[EXERCISE TASK] Using the listing below, copy every line that mentions "this".

(Collected data entries)
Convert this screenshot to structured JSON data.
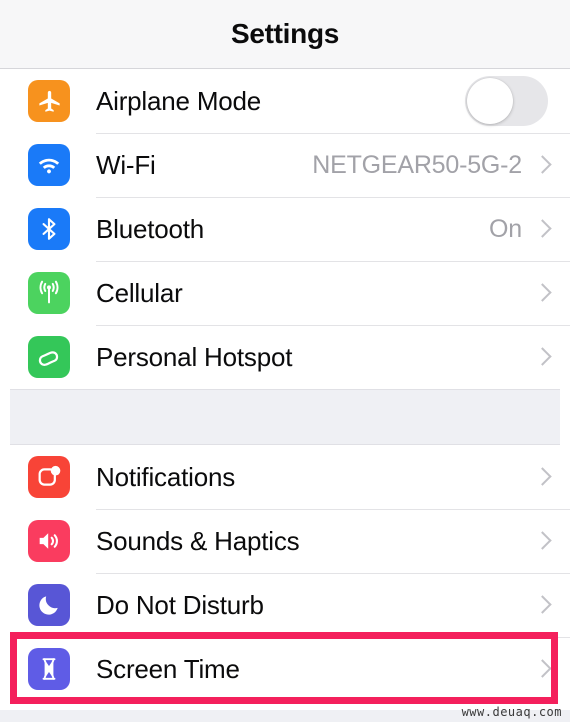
{
  "navbar": {
    "title": "Settings"
  },
  "sections": [
    {
      "id": "connectivity",
      "rows": [
        {
          "label": "Airplane Mode",
          "icon": "airplane-icon",
          "icon_color": "#f7921e",
          "accessory": "toggle",
          "toggle_on": false,
          "value": ""
        },
        {
          "label": "Wi-Fi",
          "icon": "wifi-icon",
          "icon_color": "#1a7af8",
          "accessory": "chevron",
          "value": "NETGEAR50-5G-2"
        },
        {
          "label": "Bluetooth",
          "icon": "bluetooth-icon",
          "icon_color": "#1a7af8",
          "accessory": "chevron",
          "value": "On"
        },
        {
          "label": "Cellular",
          "icon": "cellular-icon",
          "icon_color": "#4cd35f",
          "accessory": "chevron",
          "value": ""
        },
        {
          "label": "Personal Hotspot",
          "icon": "hotspot-icon",
          "icon_color": "#34c759",
          "accessory": "chevron",
          "value": ""
        }
      ]
    },
    {
      "id": "alerts",
      "rows": [
        {
          "label": "Notifications",
          "icon": "notifications-icon",
          "icon_color": "#f84437",
          "accessory": "chevron",
          "value": ""
        },
        {
          "label": "Sounds & Haptics",
          "icon": "sounds-icon",
          "icon_color": "#fa3c5f",
          "accessory": "chevron",
          "value": ""
        },
        {
          "label": "Do Not Disturb",
          "icon": "moon-icon",
          "icon_color": "#5856d6",
          "accessory": "chevron",
          "value": ""
        },
        {
          "label": "Screen Time",
          "icon": "hourglass-icon",
          "icon_color": "#5f5ce6",
          "accessory": "chevron",
          "value": "",
          "highlighted": true
        }
      ]
    }
  ],
  "highlight": {
    "color": "#f4205c",
    "target": "Screen Time"
  },
  "watermark": {
    "text": "www.deuaq.com"
  }
}
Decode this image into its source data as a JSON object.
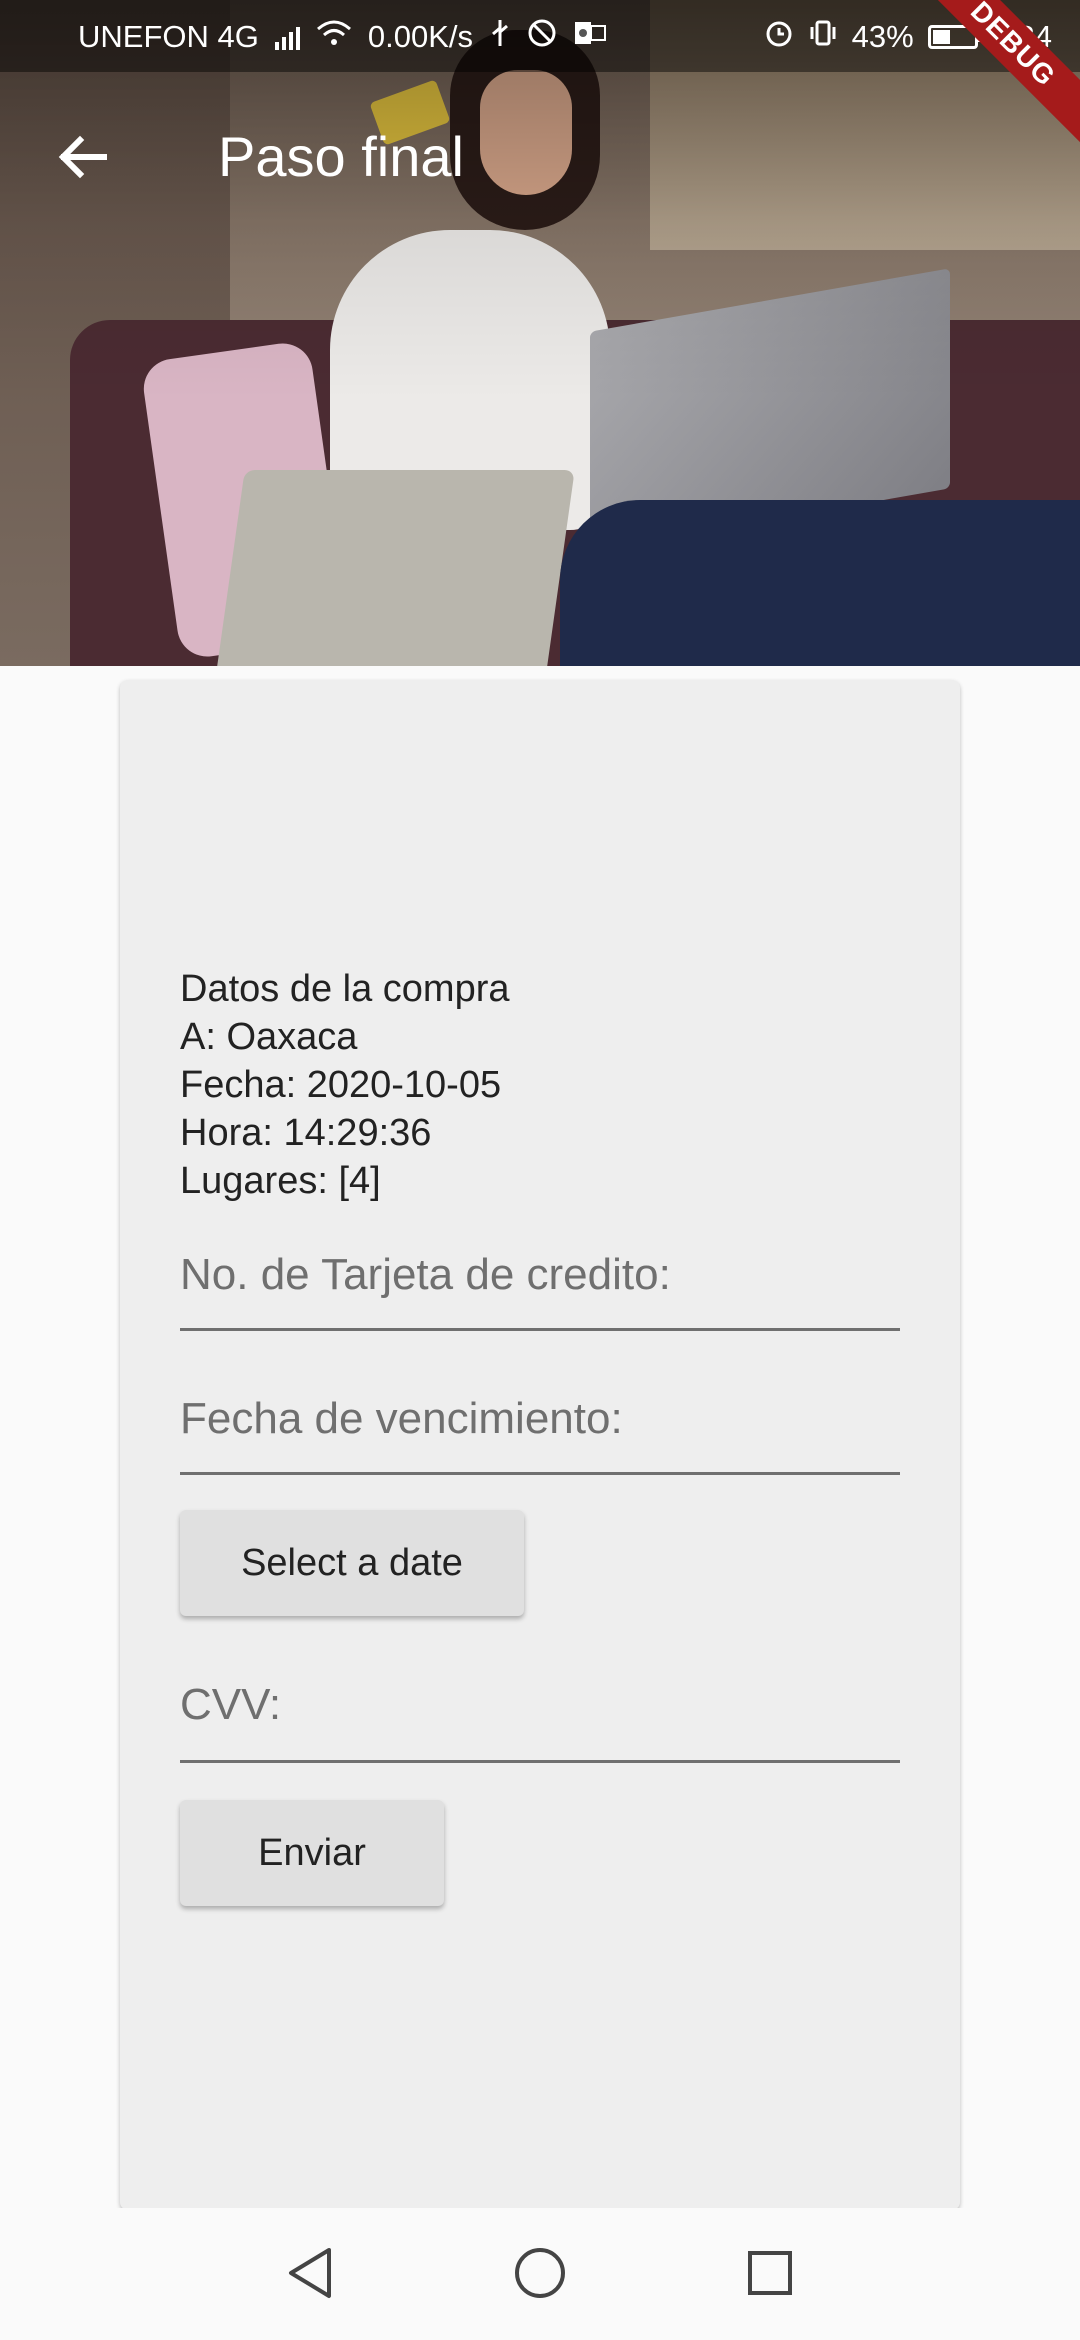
{
  "status_bar": {
    "carrier": "UNEFON 4G",
    "speed": "0.00K/s",
    "battery": "43%",
    "time": "1:34"
  },
  "debug_banner": "DEBUG",
  "app_bar": {
    "title": "Paso final",
    "back_icon": "arrow-back-icon"
  },
  "purchase": {
    "heading": "Datos de la compra",
    "destination": "A: Oaxaca",
    "date": "Fecha: 2020-10-05",
    "time": "Hora: 14:29:36",
    "seats": "Lugares: [4]"
  },
  "form": {
    "card_number_placeholder": "No. de Tarjeta de credito:",
    "expiry_placeholder": "Fecha de vencimiento:",
    "select_date_label": "Select a date",
    "cvv_placeholder": "CVV:",
    "submit_label": "Enviar"
  },
  "nav_bar": {
    "back": "triangle-back-icon",
    "home": "circle-home-icon",
    "recents": "square-recents-icon"
  }
}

[ANSWER FOR THE TASK]
Convert this screenshot to structured JSON data.
Decode this image into its source data as a JSON object.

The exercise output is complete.